§ Instruction:
Revise the listing below by changing every "Circle" to "Disk" and leaving all other text as it is.

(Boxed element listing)

————————

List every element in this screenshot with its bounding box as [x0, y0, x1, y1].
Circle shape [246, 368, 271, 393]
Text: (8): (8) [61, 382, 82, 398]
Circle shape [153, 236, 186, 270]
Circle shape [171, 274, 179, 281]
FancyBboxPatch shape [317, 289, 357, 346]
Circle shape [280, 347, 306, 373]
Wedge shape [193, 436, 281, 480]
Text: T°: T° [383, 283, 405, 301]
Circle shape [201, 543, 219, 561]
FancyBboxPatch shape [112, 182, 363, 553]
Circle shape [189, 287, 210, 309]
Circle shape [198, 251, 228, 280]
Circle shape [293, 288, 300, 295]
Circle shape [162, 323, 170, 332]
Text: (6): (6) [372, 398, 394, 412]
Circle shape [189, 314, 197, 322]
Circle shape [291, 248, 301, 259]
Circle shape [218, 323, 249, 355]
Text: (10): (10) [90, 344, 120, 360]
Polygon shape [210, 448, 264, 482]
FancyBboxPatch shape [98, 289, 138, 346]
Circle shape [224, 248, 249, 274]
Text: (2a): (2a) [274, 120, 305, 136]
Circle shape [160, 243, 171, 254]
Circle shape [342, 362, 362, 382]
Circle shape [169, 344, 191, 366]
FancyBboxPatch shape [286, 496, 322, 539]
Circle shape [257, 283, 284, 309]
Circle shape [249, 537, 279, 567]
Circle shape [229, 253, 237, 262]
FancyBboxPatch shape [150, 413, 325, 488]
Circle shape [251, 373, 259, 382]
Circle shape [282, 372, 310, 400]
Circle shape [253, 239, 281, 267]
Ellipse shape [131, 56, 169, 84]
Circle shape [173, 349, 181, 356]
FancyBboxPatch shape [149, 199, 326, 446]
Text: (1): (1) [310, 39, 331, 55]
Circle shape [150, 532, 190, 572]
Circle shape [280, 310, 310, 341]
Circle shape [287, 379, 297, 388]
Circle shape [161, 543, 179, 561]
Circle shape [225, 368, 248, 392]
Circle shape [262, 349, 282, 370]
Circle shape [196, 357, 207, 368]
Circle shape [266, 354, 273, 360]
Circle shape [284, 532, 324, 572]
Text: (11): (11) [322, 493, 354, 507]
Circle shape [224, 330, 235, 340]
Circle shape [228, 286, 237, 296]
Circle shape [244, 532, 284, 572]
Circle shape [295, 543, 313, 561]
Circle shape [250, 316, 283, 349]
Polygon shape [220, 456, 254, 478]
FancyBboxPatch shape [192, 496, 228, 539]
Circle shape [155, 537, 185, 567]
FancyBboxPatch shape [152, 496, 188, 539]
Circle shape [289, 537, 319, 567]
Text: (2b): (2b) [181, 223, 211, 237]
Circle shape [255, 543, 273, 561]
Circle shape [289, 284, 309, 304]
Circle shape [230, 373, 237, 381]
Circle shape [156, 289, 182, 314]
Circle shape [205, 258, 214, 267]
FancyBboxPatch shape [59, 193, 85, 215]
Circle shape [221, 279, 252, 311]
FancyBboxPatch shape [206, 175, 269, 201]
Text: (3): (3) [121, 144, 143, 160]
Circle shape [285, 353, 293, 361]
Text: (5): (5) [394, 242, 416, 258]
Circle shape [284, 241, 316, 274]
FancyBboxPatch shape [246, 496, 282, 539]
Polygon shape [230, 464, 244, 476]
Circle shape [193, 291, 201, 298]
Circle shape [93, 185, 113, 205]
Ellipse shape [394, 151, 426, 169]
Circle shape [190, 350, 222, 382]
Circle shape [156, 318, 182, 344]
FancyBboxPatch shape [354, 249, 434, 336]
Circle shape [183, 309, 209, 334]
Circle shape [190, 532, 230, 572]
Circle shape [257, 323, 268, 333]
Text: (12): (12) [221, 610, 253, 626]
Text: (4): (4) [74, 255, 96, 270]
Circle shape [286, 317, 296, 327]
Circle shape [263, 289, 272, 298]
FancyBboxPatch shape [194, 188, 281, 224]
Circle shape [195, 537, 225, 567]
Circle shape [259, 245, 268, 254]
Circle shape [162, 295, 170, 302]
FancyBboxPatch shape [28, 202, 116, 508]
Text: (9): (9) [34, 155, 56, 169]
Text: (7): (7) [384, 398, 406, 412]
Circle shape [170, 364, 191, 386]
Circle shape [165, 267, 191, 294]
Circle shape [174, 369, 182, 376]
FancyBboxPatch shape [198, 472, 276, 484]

————————

§ Result:
List every element in this screenshot with its bounding box as [x0, y0, x1, y1].
Disk shape [246, 368, 271, 393]
Text: (8): (8) [61, 382, 82, 398]
Disk shape [153, 236, 186, 270]
Disk shape [171, 274, 179, 281]
FancyBboxPatch shape [317, 289, 357, 346]
Disk shape [280, 347, 306, 373]
Wedge shape [193, 436, 281, 480]
Text: T°: T° [383, 283, 405, 301]
Disk shape [201, 543, 219, 561]
FancyBboxPatch shape [112, 182, 363, 553]
Disk shape [189, 287, 210, 309]
Disk shape [198, 251, 228, 280]
Disk shape [293, 288, 300, 295]
Disk shape [162, 323, 170, 332]
Text: (6): (6) [372, 398, 394, 412]
Disk shape [189, 314, 197, 322]
Disk shape [291, 248, 301, 259]
Disk shape [218, 323, 249, 355]
Text: (10): (10) [90, 344, 120, 360]
Polygon shape [210, 448, 264, 482]
FancyBboxPatch shape [98, 289, 138, 346]
Disk shape [224, 248, 249, 274]
Text: (2a): (2a) [274, 120, 305, 136]
Disk shape [160, 243, 171, 254]
Disk shape [342, 362, 362, 382]
Disk shape [169, 344, 191, 366]
FancyBboxPatch shape [286, 496, 322, 539]
Disk shape [257, 283, 284, 309]
Disk shape [249, 537, 279, 567]
Disk shape [229, 253, 237, 262]
FancyBboxPatch shape [150, 413, 325, 488]
Disk shape [251, 373, 259, 382]
Disk shape [282, 372, 310, 400]
Disk shape [253, 239, 281, 267]
Ellipse shape [131, 56, 169, 84]
Disk shape [173, 349, 181, 356]
FancyBboxPatch shape [149, 199, 326, 446]
Text: (1): (1) [310, 39, 331, 55]
Disk shape [150, 532, 190, 572]
Disk shape [280, 310, 310, 341]
Disk shape [287, 379, 297, 388]
Disk shape [161, 543, 179, 561]
Disk shape [225, 368, 248, 392]
Disk shape [262, 349, 282, 370]
Disk shape [196, 357, 207, 368]
Disk shape [266, 354, 273, 360]
Disk shape [284, 532, 324, 572]
Text: (11): (11) [322, 493, 354, 507]
Disk shape [224, 330, 235, 340]
Disk shape [228, 286, 237, 296]
Disk shape [244, 532, 284, 572]
Disk shape [295, 543, 313, 561]
Disk shape [250, 316, 283, 349]
Polygon shape [220, 456, 254, 478]
FancyBboxPatch shape [192, 496, 228, 539]
Disk shape [155, 537, 185, 567]
FancyBboxPatch shape [152, 496, 188, 539]
Disk shape [289, 537, 319, 567]
Text: (2b): (2b) [181, 223, 211, 237]
Disk shape [255, 543, 273, 561]
Disk shape [289, 284, 309, 304]
Disk shape [230, 373, 237, 381]
Disk shape [156, 289, 182, 314]
Disk shape [205, 258, 214, 267]
FancyBboxPatch shape [59, 193, 85, 215]
Disk shape [221, 279, 252, 311]
FancyBboxPatch shape [206, 175, 269, 201]
Text: (3): (3) [121, 144, 143, 160]
Disk shape [285, 353, 293, 361]
Text: (5): (5) [394, 242, 416, 258]
Disk shape [284, 241, 316, 274]
FancyBboxPatch shape [246, 496, 282, 539]
Polygon shape [230, 464, 244, 476]
Disk shape [193, 291, 201, 298]
Disk shape [93, 185, 113, 205]
Ellipse shape [394, 151, 426, 169]
Disk shape [190, 350, 222, 382]
Disk shape [156, 318, 182, 344]
FancyBboxPatch shape [354, 249, 434, 336]
Disk shape [183, 309, 209, 334]
Disk shape [190, 532, 230, 572]
Disk shape [257, 323, 268, 333]
Text: (12): (12) [221, 610, 253, 626]
Text: (4): (4) [74, 255, 96, 270]
Disk shape [286, 317, 296, 327]
Disk shape [263, 289, 272, 298]
FancyBboxPatch shape [194, 188, 281, 224]
Disk shape [195, 537, 225, 567]
Disk shape [259, 245, 268, 254]
Disk shape [162, 295, 170, 302]
FancyBboxPatch shape [28, 202, 116, 508]
Text: (9): (9) [34, 155, 56, 169]
Text: (7): (7) [384, 398, 406, 412]
Disk shape [170, 364, 191, 386]
Disk shape [165, 267, 191, 294]
Disk shape [174, 369, 182, 376]
FancyBboxPatch shape [198, 472, 276, 484]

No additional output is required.